Everything from the line containing "What's the underlying" through the last line of the records below should be printed exactly, please, and nothing else.

Stored data entries:
--- begin ---

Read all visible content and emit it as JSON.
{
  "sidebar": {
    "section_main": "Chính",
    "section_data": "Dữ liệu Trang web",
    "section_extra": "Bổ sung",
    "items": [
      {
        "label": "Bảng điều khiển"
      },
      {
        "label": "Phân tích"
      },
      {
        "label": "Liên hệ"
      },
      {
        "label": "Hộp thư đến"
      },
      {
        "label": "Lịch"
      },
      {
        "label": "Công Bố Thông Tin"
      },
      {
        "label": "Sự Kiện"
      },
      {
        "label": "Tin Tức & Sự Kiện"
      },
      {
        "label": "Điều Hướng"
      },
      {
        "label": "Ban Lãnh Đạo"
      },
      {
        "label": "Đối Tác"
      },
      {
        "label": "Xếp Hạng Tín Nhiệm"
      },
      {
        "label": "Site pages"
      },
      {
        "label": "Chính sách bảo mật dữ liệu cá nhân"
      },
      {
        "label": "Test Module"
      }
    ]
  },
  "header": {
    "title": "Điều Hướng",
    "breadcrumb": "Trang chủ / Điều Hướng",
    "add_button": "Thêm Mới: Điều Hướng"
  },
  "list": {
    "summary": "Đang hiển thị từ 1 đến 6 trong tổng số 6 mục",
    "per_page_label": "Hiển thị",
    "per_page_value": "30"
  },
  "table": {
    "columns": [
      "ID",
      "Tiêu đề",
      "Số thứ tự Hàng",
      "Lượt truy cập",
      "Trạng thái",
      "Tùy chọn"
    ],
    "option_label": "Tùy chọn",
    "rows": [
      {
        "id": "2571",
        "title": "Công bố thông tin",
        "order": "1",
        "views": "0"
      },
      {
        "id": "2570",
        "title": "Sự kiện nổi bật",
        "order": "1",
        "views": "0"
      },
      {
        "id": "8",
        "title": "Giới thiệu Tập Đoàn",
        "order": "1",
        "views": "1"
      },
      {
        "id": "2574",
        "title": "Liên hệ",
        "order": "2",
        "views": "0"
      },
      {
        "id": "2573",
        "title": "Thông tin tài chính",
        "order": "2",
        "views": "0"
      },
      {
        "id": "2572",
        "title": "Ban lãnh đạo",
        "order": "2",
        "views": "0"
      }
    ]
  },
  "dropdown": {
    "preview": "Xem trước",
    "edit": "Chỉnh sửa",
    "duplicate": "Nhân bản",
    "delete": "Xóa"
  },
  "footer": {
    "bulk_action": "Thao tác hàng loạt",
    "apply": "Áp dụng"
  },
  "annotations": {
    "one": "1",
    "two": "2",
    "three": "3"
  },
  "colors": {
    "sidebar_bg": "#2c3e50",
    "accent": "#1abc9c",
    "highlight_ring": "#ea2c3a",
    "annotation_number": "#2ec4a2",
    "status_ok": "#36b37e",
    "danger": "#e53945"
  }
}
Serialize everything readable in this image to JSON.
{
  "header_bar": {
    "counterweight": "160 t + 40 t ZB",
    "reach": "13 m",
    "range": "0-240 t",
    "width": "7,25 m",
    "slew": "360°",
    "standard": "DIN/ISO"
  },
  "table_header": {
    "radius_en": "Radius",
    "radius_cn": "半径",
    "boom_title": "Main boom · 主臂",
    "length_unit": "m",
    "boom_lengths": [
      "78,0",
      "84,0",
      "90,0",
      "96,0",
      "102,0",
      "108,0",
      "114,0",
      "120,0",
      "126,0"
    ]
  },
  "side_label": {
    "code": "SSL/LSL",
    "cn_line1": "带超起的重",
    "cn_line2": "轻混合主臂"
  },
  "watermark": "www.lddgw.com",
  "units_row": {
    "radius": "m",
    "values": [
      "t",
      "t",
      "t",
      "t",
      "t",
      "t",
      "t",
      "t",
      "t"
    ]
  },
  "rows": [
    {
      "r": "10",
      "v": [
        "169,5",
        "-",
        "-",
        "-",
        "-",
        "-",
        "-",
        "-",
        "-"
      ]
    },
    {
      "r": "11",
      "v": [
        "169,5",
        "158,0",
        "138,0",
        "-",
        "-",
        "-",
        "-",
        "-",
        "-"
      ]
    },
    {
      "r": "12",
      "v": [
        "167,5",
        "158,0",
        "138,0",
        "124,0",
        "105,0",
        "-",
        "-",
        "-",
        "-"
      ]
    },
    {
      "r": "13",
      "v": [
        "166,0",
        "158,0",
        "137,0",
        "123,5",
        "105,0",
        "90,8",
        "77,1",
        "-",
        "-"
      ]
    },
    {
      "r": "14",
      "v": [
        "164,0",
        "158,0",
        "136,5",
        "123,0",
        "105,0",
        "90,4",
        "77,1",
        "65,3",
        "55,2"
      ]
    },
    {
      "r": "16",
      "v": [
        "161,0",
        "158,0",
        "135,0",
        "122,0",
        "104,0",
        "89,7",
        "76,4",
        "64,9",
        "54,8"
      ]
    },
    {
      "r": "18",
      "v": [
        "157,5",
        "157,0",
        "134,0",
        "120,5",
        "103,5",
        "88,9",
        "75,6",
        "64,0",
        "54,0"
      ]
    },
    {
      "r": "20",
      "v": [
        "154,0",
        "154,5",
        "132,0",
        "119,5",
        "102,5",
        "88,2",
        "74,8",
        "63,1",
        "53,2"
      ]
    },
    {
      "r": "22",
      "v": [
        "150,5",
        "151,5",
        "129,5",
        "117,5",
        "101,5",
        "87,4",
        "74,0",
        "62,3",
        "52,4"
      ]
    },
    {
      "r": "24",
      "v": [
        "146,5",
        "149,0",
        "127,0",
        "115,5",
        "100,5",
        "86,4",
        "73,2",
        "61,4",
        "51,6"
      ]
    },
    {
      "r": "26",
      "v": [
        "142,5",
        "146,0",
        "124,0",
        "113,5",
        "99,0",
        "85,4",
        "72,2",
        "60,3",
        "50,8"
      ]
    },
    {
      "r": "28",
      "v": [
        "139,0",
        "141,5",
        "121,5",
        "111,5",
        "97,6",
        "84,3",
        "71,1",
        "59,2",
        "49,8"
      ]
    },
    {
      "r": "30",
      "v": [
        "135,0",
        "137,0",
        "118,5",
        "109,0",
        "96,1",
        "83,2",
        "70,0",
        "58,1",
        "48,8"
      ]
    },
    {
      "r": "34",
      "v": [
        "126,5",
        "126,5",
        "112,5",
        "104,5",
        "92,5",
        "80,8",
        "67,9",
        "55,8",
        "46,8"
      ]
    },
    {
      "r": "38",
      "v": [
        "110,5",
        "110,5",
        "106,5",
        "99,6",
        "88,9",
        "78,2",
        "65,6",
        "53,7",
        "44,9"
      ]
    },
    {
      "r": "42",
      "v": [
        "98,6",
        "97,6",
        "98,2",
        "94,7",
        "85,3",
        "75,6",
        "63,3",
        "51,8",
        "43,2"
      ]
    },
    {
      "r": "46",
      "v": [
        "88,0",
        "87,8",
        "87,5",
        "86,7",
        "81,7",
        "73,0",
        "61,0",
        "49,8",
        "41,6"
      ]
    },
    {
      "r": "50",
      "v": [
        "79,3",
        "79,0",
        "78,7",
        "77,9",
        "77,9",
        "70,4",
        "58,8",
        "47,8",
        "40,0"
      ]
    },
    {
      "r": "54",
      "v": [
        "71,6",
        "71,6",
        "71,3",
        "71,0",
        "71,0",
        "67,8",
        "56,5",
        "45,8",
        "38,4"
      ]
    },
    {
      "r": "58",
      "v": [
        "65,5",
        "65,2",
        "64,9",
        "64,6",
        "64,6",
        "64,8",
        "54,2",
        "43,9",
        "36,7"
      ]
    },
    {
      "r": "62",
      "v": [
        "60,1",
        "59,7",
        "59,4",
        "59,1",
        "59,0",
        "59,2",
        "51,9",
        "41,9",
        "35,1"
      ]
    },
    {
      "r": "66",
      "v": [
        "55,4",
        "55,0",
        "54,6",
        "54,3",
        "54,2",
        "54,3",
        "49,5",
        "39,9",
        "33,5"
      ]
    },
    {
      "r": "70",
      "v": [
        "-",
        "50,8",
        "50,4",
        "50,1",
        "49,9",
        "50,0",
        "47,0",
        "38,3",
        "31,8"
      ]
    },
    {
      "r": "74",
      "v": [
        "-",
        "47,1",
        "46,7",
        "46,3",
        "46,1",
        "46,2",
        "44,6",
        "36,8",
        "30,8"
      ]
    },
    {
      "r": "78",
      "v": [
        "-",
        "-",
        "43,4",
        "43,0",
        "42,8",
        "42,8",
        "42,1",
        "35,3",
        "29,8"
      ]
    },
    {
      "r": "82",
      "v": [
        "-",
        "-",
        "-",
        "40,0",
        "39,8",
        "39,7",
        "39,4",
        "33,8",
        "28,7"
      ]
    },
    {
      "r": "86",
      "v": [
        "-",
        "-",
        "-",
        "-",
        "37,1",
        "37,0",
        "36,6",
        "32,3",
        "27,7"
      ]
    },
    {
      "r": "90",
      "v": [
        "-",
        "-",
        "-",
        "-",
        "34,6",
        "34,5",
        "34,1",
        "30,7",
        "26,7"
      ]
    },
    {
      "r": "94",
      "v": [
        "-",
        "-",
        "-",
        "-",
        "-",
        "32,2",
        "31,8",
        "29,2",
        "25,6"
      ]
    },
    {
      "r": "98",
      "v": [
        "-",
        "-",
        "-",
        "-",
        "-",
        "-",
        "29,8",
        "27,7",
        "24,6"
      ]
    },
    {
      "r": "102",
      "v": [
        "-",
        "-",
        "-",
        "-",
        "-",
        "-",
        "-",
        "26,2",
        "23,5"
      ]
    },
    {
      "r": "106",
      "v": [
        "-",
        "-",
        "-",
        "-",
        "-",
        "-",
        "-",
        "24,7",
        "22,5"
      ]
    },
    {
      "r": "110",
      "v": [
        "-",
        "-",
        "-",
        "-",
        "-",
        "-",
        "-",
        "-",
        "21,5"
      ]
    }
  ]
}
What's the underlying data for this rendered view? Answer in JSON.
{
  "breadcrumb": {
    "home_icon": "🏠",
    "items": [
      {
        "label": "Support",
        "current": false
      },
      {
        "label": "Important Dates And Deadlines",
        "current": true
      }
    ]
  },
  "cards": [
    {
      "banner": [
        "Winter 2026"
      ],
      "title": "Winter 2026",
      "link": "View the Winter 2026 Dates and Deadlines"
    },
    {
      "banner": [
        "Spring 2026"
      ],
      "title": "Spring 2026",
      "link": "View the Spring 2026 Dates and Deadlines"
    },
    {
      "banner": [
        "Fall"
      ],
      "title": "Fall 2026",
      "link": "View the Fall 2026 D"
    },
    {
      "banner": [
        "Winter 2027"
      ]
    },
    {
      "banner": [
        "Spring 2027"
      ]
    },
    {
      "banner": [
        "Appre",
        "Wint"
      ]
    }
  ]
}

--- end ---

COMPLETE RESPONSE
What's the underlying data for this rendered view? Answer in JSON.
{
  "breadcrumb": {
    "home_icon": "🏠",
    "items": [
      {
        "label": "Support",
        "current": false
      },
      {
        "label": "Important Dates And Deadlines",
        "current": true
      }
    ]
  },
  "cards": [
    {
      "banner": [
        "Winter 2026"
      ],
      "title": "Winter 2026",
      "link": "View the Winter 2026 Dates and Deadlines"
    },
    {
      "banner": [
        "Spring 2026"
      ],
      "title": "Spring 2026",
      "link": "View the Spring 2026 Dates and Deadlines"
    },
    {
      "banner": [
        "Fall"
      ],
      "title": "Fall 2026",
      "link": "View the Fall 2026 D"
    },
    {
      "banner": [
        "Winter 2027"
      ]
    },
    {
      "banner": [
        "Spring 2027"
      ]
    },
    {
      "banner": [
        "Appre",
        "Wint"
      ]
    }
  ]
}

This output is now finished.